─── Data section ───

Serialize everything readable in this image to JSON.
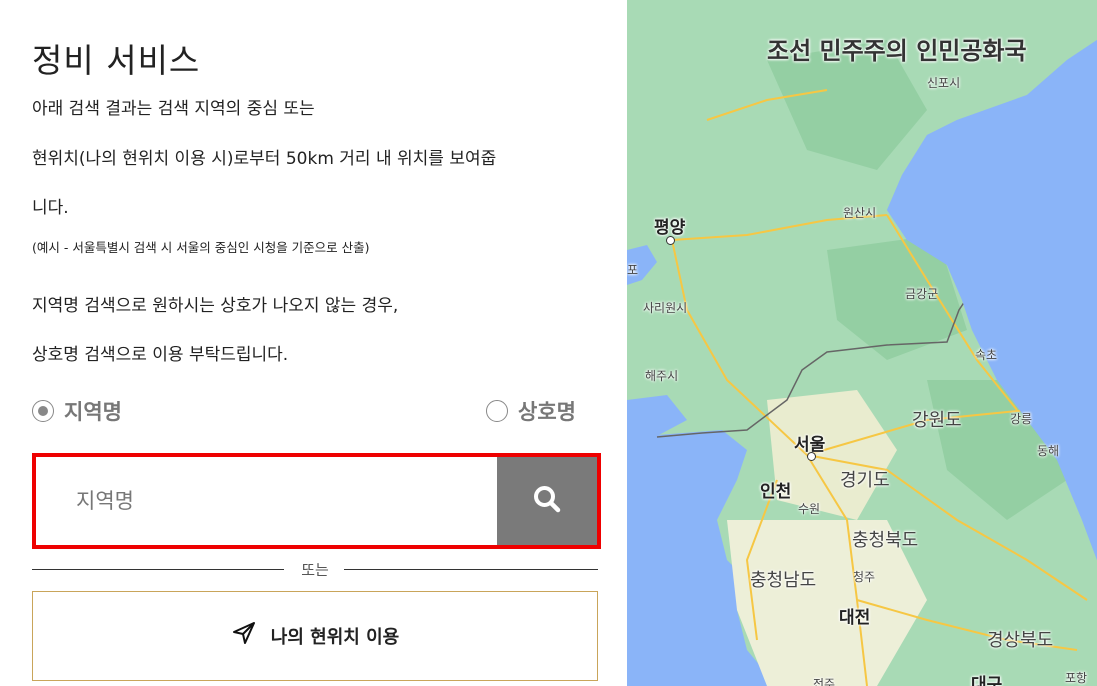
{
  "panel": {
    "title": "정비 서비스",
    "desc_line1": "아래 검색 결과는 검색 지역의 중심 또는",
    "desc_line2": "현위치(나의 현위치 이용 시)로부터 50km 거리 내 위치를 보여줍",
    "desc_line3": "니다.",
    "desc_note": "(예시 - 서울특별시 검색 시 서울의 중심인 시청을 기준으로 산출)",
    "desc_line4": "지역명 검색으로 원하시는 상호가 나오지 않는 경우,",
    "desc_line5": "상호명 검색으로 이용 부탁드립니다.",
    "radio_region": "지역명",
    "radio_shop": "상호명",
    "search_placeholder": "지역명",
    "or_text": "또는",
    "location_button": "나의 현위치 이용"
  },
  "icons": {
    "search": "search-icon",
    "location": "navigation-arrow-icon",
    "radio_selected": "radio-selected-icon",
    "radio_unselected": "radio-unselected-icon"
  },
  "colors": {
    "search_border": "#ee0000",
    "search_button": "#7a7a7a",
    "location_button_border": "#c9a55a",
    "sea": "#8ab4f8",
    "land": "#a8dab5"
  },
  "map": {
    "country_north": "조선 민주주의 인민공화국",
    "labels": {
      "sinpo": "신포시",
      "wonsan": "원산시",
      "pyongyang": "평양",
      "sariwon": "사리원시",
      "kumgang": "금강군",
      "haeju": "해주시",
      "sokcho": "속초",
      "gangwon": "강원도",
      "gangneung": "강릉",
      "donghae": "동해",
      "seoul": "서울",
      "gyeonggi": "경기도",
      "incheon": "인천",
      "suwon": "수원",
      "chungbuk": "충청북도",
      "chungnam": "충청남도",
      "cheongju": "청주",
      "daejeon": "대전",
      "gyeongbuk": "경상북도",
      "pohang": "포항",
      "daegu": "대구",
      "jeonju": "전주",
      "nampo": "포"
    }
  }
}
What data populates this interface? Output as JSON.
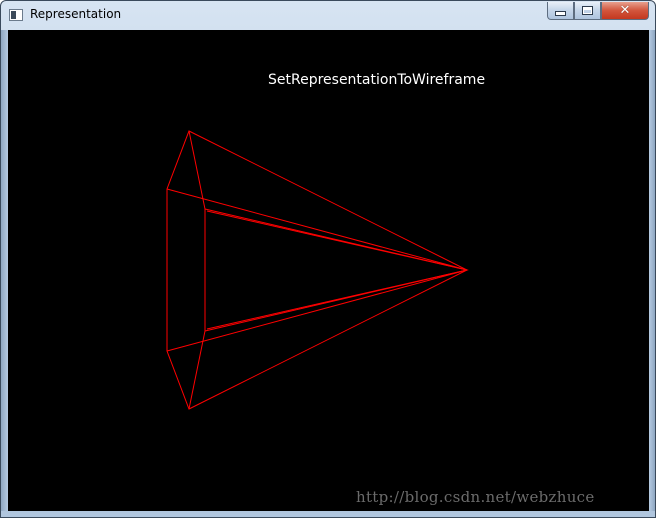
{
  "window": {
    "title": "Representation",
    "icon": "app-window-icon",
    "controls": {
      "minimize_icon": "minimize-icon",
      "maximize_icon": "maximize-icon",
      "close_icon": "close-icon",
      "close_glyph": "✕",
      "close_color": "#c3381f"
    }
  },
  "viewport": {
    "background": "#000000",
    "caption": "SetRepresentationToWireframe",
    "caption_color": "#ffffff",
    "wireframe_color": "#ff0000",
    "shape": "wireframe-cone"
  },
  "watermark": {
    "text": "http://blog.csdn.net/webzhuce"
  }
}
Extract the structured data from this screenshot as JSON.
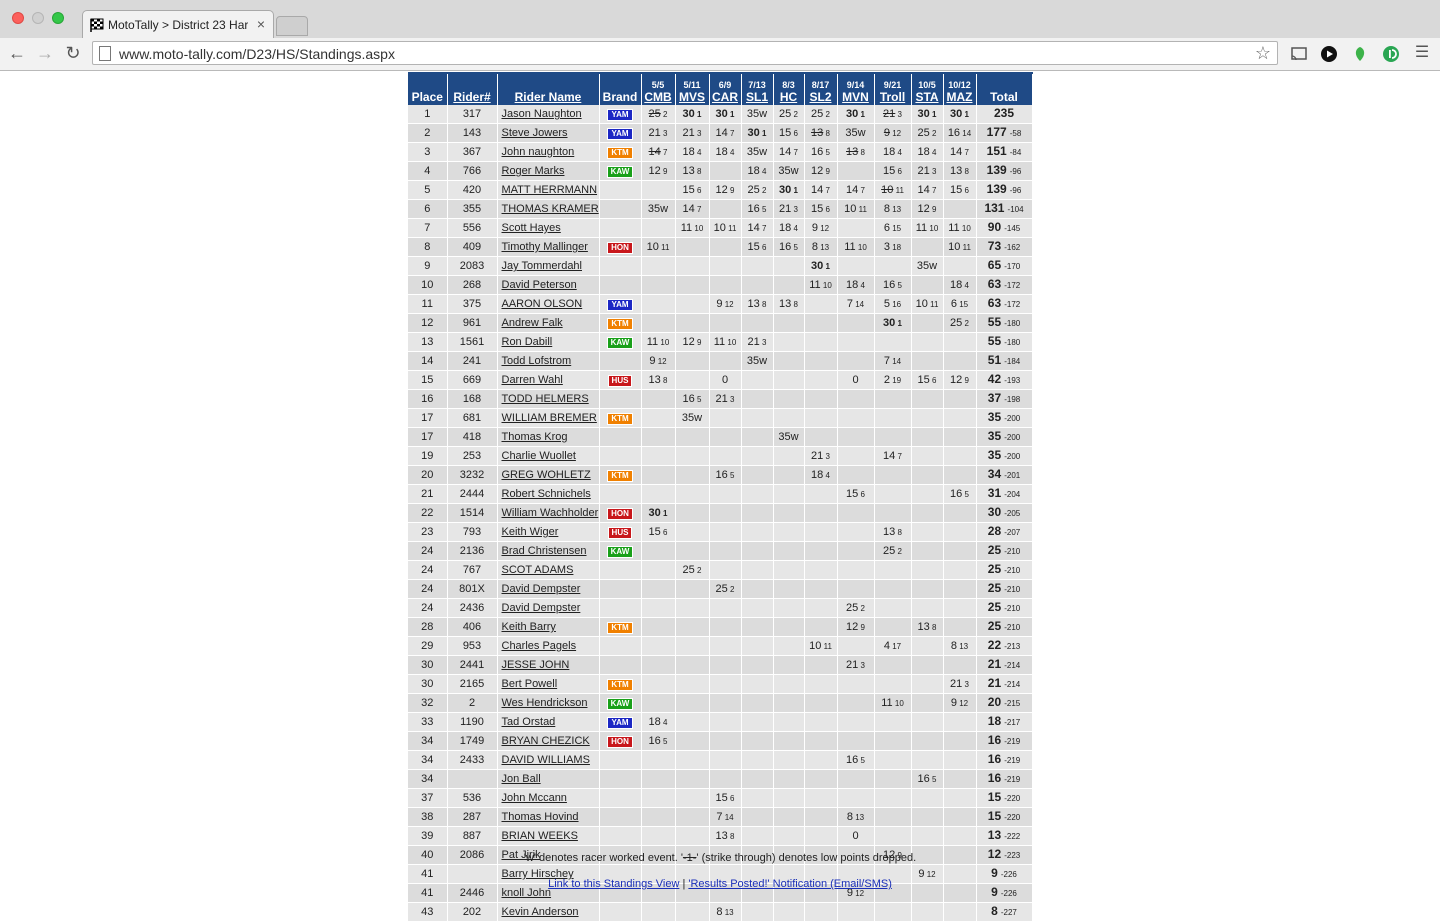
{
  "browser": {
    "tab_title": "MotoTally > District 23 Har",
    "tab_close": "×",
    "url": "www.moto-tally.com/D23/HS/Standings.aspx"
  },
  "colors": {
    "header_bg": "#1f4a86",
    "YAM": "#1c27c4",
    "KTM": "#f08000",
    "KAW": "#19a019",
    "HON": "#c8171b",
    "HUS": "#c8171b"
  },
  "headers": {
    "place": "Place",
    "rider_num": "Rider#",
    "rider_name": "Rider Name",
    "brand": "Brand",
    "total": "Total"
  },
  "events": [
    {
      "date": "5/5",
      "venue": "CMB"
    },
    {
      "date": "5/11",
      "venue": "MVS"
    },
    {
      "date": "6/9",
      "venue": "CAR"
    },
    {
      "date": "7/13",
      "venue": "SL1"
    },
    {
      "date": "8/3",
      "venue": "HC"
    },
    {
      "date": "8/17",
      "venue": "SL2"
    },
    {
      "date": "9/14",
      "venue": "MVN"
    },
    {
      "date": "9/21",
      "venue": "Troll"
    },
    {
      "date": "10/5",
      "venue": "STA"
    },
    {
      "date": "10/12",
      "venue": "MAZ"
    }
  ],
  "riders": [
    {
      "place": "1",
      "num": "317",
      "name": "Jason Naughton",
      "brand": "YAM",
      "scores": [
        "~25 2",
        "*30 1",
        "*30 1",
        "35w",
        "25 2",
        "25 2",
        "*30 1",
        "~21 3",
        "*30 1",
        "*30 1"
      ],
      "total": "235",
      "behind": ""
    },
    {
      "place": "2",
      "num": "143",
      "name": "Steve Jowers",
      "brand": "YAM",
      "scores": [
        "21 3",
        "21 3",
        "14 7",
        "*30 1",
        "15 6",
        "~13 8",
        "35w",
        "~9 12",
        "25 2",
        "16 14"
      ],
      "total": "177",
      "behind": "-58"
    },
    {
      "place": "3",
      "num": "367",
      "name": "John naughton",
      "brand": "KTM",
      "scores": [
        "~14 7",
        "18 4",
        "18 4",
        "35w",
        "14 7",
        "16 5",
        "~13 8",
        "18 4",
        "18 4",
        "14 7"
      ],
      "total": "151",
      "behind": "-84"
    },
    {
      "place": "4",
      "num": "766",
      "name": "Roger Marks",
      "brand": "KAW",
      "scores": [
        "12 9",
        "13 8",
        "",
        "18 4",
        "35w",
        "12 9",
        "",
        "15 6",
        "21 3",
        "13 8"
      ],
      "total": "139",
      "behind": "-96"
    },
    {
      "place": "5",
      "num": "420",
      "name": "MATT HERRMANN",
      "brand": "",
      "scores": [
        "",
        "15 6",
        "12 9",
        "25 2",
        "*30 1",
        "14 7",
        "14 7",
        "~10 11",
        "14 7",
        "15 6"
      ],
      "total": "139",
      "behind": "-96"
    },
    {
      "place": "6",
      "num": "355",
      "name": "THOMAS KRAMER",
      "brand": "",
      "scores": [
        "35w",
        "14 7",
        "",
        "16 5",
        "21 3",
        "15 6",
        "10 11",
        "8 13",
        "12 9",
        ""
      ],
      "total": "131",
      "behind": "-104"
    },
    {
      "place": "7",
      "num": "556",
      "name": "Scott Hayes",
      "brand": "",
      "scores": [
        "",
        "11 10",
        "10 11",
        "14 7",
        "18 4",
        "9 12",
        "",
        "6 15",
        "11 10",
        "11 10"
      ],
      "total": "90",
      "behind": "-145"
    },
    {
      "place": "8",
      "num": "409",
      "name": "Timothy Mallinger",
      "brand": "HON",
      "scores": [
        "10 11",
        "",
        "",
        "15 6",
        "16 5",
        "8 13",
        "11 10",
        "3 18",
        "",
        "10 11"
      ],
      "total": "73",
      "behind": "-162"
    },
    {
      "place": "9",
      "num": "2083",
      "name": "Jay Tommerdahl",
      "brand": "",
      "scores": [
        "",
        "",
        "",
        "",
        "",
        "*30 1",
        "",
        "",
        "35w",
        ""
      ],
      "total": "65",
      "behind": "-170"
    },
    {
      "place": "10",
      "num": "268",
      "name": "David Peterson",
      "brand": "",
      "scores": [
        "",
        "",
        "",
        "",
        "",
        "11 10",
        "18 4",
        "16 5",
        "",
        "18 4"
      ],
      "total": "63",
      "behind": "-172"
    },
    {
      "place": "11",
      "num": "375",
      "name": "AARON OLSON",
      "brand": "YAM",
      "scores": [
        "",
        "",
        "9 12",
        "13 8",
        "13 8",
        "",
        "7 14",
        "5 16",
        "10 11",
        "6 15"
      ],
      "total": "63",
      "behind": "-172"
    },
    {
      "place": "12",
      "num": "961",
      "name": "Andrew Falk",
      "brand": "KTM",
      "scores": [
        "",
        "",
        "",
        "",
        "",
        "",
        "",
        "*30 1",
        "",
        "25 2"
      ],
      "total": "55",
      "behind": "-180"
    },
    {
      "place": "13",
      "num": "1561",
      "name": "Ron Dabill",
      "brand": "KAW",
      "scores": [
        "11 10",
        "12 9",
        "11 10",
        "21 3",
        "",
        "",
        "",
        "",
        "",
        ""
      ],
      "total": "55",
      "behind": "-180"
    },
    {
      "place": "14",
      "num": "241",
      "name": "Todd Lofstrom",
      "brand": "",
      "scores": [
        "9 12",
        "",
        "",
        "35w",
        "",
        "",
        "",
        "7 14",
        "",
        ""
      ],
      "total": "51",
      "behind": "-184"
    },
    {
      "place": "15",
      "num": "669",
      "name": "Darren Wahl",
      "brand": "HUS",
      "scores": [
        "13 8",
        "",
        "0",
        "",
        "",
        "",
        "0",
        "2 19",
        "15 6",
        "12 9"
      ],
      "total": "42",
      "behind": "-193"
    },
    {
      "place": "16",
      "num": "168",
      "name": "TODD HELMERS",
      "brand": "",
      "scores": [
        "",
        "16 5",
        "21 3",
        "",
        "",
        "",
        "",
        "",
        "",
        ""
      ],
      "total": "37",
      "behind": "-198"
    },
    {
      "place": "17",
      "num": "681",
      "name": "WILLIAM BREMER",
      "brand": "KTM",
      "scores": [
        "",
        "35w",
        "",
        "",
        "",
        "",
        "",
        "",
        "",
        ""
      ],
      "total": "35",
      "behind": "-200"
    },
    {
      "place": "17",
      "num": "418",
      "name": "Thomas Krog",
      "brand": "",
      "scores": [
        "",
        "",
        "",
        "",
        "35w",
        "",
        "",
        "",
        "",
        ""
      ],
      "total": "35",
      "behind": "-200"
    },
    {
      "place": "19",
      "num": "253",
      "name": "Charlie Wuollet",
      "brand": "",
      "scores": [
        "",
        "",
        "",
        "",
        "",
        "21 3",
        "",
        "14 7",
        "",
        ""
      ],
      "total": "35",
      "behind": "-200"
    },
    {
      "place": "20",
      "num": "3232",
      "name": "GREG WOHLETZ",
      "brand": "KTM",
      "scores": [
        "",
        "",
        "16 5",
        "",
        "",
        "18 4",
        "",
        "",
        "",
        ""
      ],
      "total": "34",
      "behind": "-201"
    },
    {
      "place": "21",
      "num": "2444",
      "name": "Robert Schnichels",
      "brand": "",
      "scores": [
        "",
        "",
        "",
        "",
        "",
        "",
        "15 6",
        "",
        "",
        "16 5"
      ],
      "total": "31",
      "behind": "-204"
    },
    {
      "place": "22",
      "num": "1514",
      "name": "William Wachholder",
      "brand": "HON",
      "scores": [
        "*30 1",
        "",
        "",
        "",
        "",
        "",
        "",
        "",
        "",
        ""
      ],
      "total": "30",
      "behind": "-205"
    },
    {
      "place": "23",
      "num": "793",
      "name": "Keith Wiger",
      "brand": "HUS",
      "scores": [
        "15 6",
        "",
        "",
        "",
        "",
        "",
        "",
        "13 8",
        "",
        ""
      ],
      "total": "28",
      "behind": "-207"
    },
    {
      "place": "24",
      "num": "2136",
      "name": "Brad Christensen",
      "brand": "KAW",
      "scores": [
        "",
        "",
        "",
        "",
        "",
        "",
        "",
        "25 2",
        "",
        ""
      ],
      "total": "25",
      "behind": "-210"
    },
    {
      "place": "24",
      "num": "767",
      "name": "SCOT ADAMS",
      "brand": "",
      "scores": [
        "",
        "25 2",
        "",
        "",
        "",
        "",
        "",
        "",
        "",
        ""
      ],
      "total": "25",
      "behind": "-210"
    },
    {
      "place": "24",
      "num": "801X",
      "name": "David Dempster",
      "brand": "",
      "scores": [
        "",
        "",
        "25 2",
        "",
        "",
        "",
        "",
        "",
        "",
        ""
      ],
      "total": "25",
      "behind": "-210"
    },
    {
      "place": "24",
      "num": "2436",
      "name": "David Dempster",
      "brand": "",
      "scores": [
        "",
        "",
        "",
        "",
        "",
        "",
        "25 2",
        "",
        "",
        ""
      ],
      "total": "25",
      "behind": "-210"
    },
    {
      "place": "28",
      "num": "406",
      "name": "Keith Barry",
      "brand": "KTM",
      "scores": [
        "",
        "",
        "",
        "",
        "",
        "",
        "12 9",
        "",
        "13 8",
        ""
      ],
      "total": "25",
      "behind": "-210"
    },
    {
      "place": "29",
      "num": "953",
      "name": "Charles Pagels",
      "brand": "",
      "scores": [
        "",
        "",
        "",
        "",
        "",
        "10 11",
        "",
        "4 17",
        "",
        "8 13"
      ],
      "total": "22",
      "behind": "-213"
    },
    {
      "place": "30",
      "num": "2441",
      "name": "JESSE JOHN",
      "brand": "",
      "scores": [
        "",
        "",
        "",
        "",
        "",
        "",
        "21 3",
        "",
        "",
        ""
      ],
      "total": "21",
      "behind": "-214"
    },
    {
      "place": "30",
      "num": "2165",
      "name": "Bert Powell",
      "brand": "KTM",
      "scores": [
        "",
        "",
        "",
        "",
        "",
        "",
        "",
        "",
        "",
        "21 3"
      ],
      "total": "21",
      "behind": "-214"
    },
    {
      "place": "32",
      "num": "2",
      "name": "Wes Hendrickson",
      "brand": "KAW",
      "scores": [
        "",
        "",
        "",
        "",
        "",
        "",
        "",
        "11 10",
        "",
        "9 12"
      ],
      "total": "20",
      "behind": "-215"
    },
    {
      "place": "33",
      "num": "1190",
      "name": "Tad Orstad",
      "brand": "YAM",
      "scores": [
        "18 4",
        "",
        "",
        "",
        "",
        "",
        "",
        "",
        "",
        ""
      ],
      "total": "18",
      "behind": "-217"
    },
    {
      "place": "34",
      "num": "1749",
      "name": "BRYAN CHEZICK",
      "brand": "HON",
      "scores": [
        "16 5",
        "",
        "",
        "",
        "",
        "",
        "",
        "",
        "",
        ""
      ],
      "total": "16",
      "behind": "-219"
    },
    {
      "place": "34",
      "num": "2433",
      "name": "DAVID WILLIAMS",
      "brand": "",
      "scores": [
        "",
        "",
        "",
        "",
        "",
        "",
        "16 5",
        "",
        "",
        ""
      ],
      "total": "16",
      "behind": "-219"
    },
    {
      "place": "34",
      "num": "",
      "name": "Jon Ball",
      "brand": "",
      "scores": [
        "",
        "",
        "",
        "",
        "",
        "",
        "",
        "",
        "16 5",
        ""
      ],
      "total": "16",
      "behind": "-219"
    },
    {
      "place": "37",
      "num": "536",
      "name": "John Mccann",
      "brand": "",
      "scores": [
        "",
        "",
        "15 6",
        "",
        "",
        "",
        "",
        "",
        "",
        ""
      ],
      "total": "15",
      "behind": "-220"
    },
    {
      "place": "38",
      "num": "287",
      "name": "Thomas Hovind",
      "brand": "",
      "scores": [
        "",
        "",
        "7 14",
        "",
        "",
        "",
        "8 13",
        "",
        "",
        ""
      ],
      "total": "15",
      "behind": "-220"
    },
    {
      "place": "39",
      "num": "887",
      "name": "BRIAN WEEKS",
      "brand": "",
      "scores": [
        "",
        "",
        "13 8",
        "",
        "",
        "",
        "0",
        "",
        "",
        ""
      ],
      "total": "13",
      "behind": "-222"
    },
    {
      "place": "40",
      "num": "2086",
      "name": "Pat Jirik",
      "brand": "",
      "scores": [
        "",
        "",
        "",
        "",
        "",
        "",
        "",
        "12 9",
        "",
        ""
      ],
      "total": "12",
      "behind": "-223"
    },
    {
      "place": "41",
      "num": "",
      "name": "Barry Hirschey",
      "brand": "",
      "scores": [
        "",
        "",
        "",
        "",
        "",
        "",
        "",
        "",
        "9 12",
        ""
      ],
      "total": "9",
      "behind": "-226"
    },
    {
      "place": "41",
      "num": "2446",
      "name": "knoll John",
      "brand": "",
      "scores": [
        "",
        "",
        "",
        "",
        "",
        "",
        "9 12",
        "",
        "",
        ""
      ],
      "total": "9",
      "behind": "-226"
    },
    {
      "place": "43",
      "num": "202",
      "name": "Kevin Anderson",
      "brand": "",
      "scores": [
        "",
        "",
        "8 13",
        "",
        "",
        "",
        "",
        "",
        "",
        ""
      ],
      "total": "8",
      "behind": "-227"
    }
  ],
  "footnote": {
    "pre": "'w' denotes racer worked event.  '",
    "strike": "-1-",
    "post": "' (strike through) denotes low points dropped."
  },
  "links": {
    "standings_link": "Link to this Standings View",
    "separator": " | ",
    "notify_link": "'Results Posted!' Notification (Email/SMS)"
  }
}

───

▸ **Work to do**:
In the listing above, find each line with the word "strike" and copy it.

▸ **Reply to the exercise**:
    "strike": "-1-",
    "post": "' (strike through) denotes low points dropped."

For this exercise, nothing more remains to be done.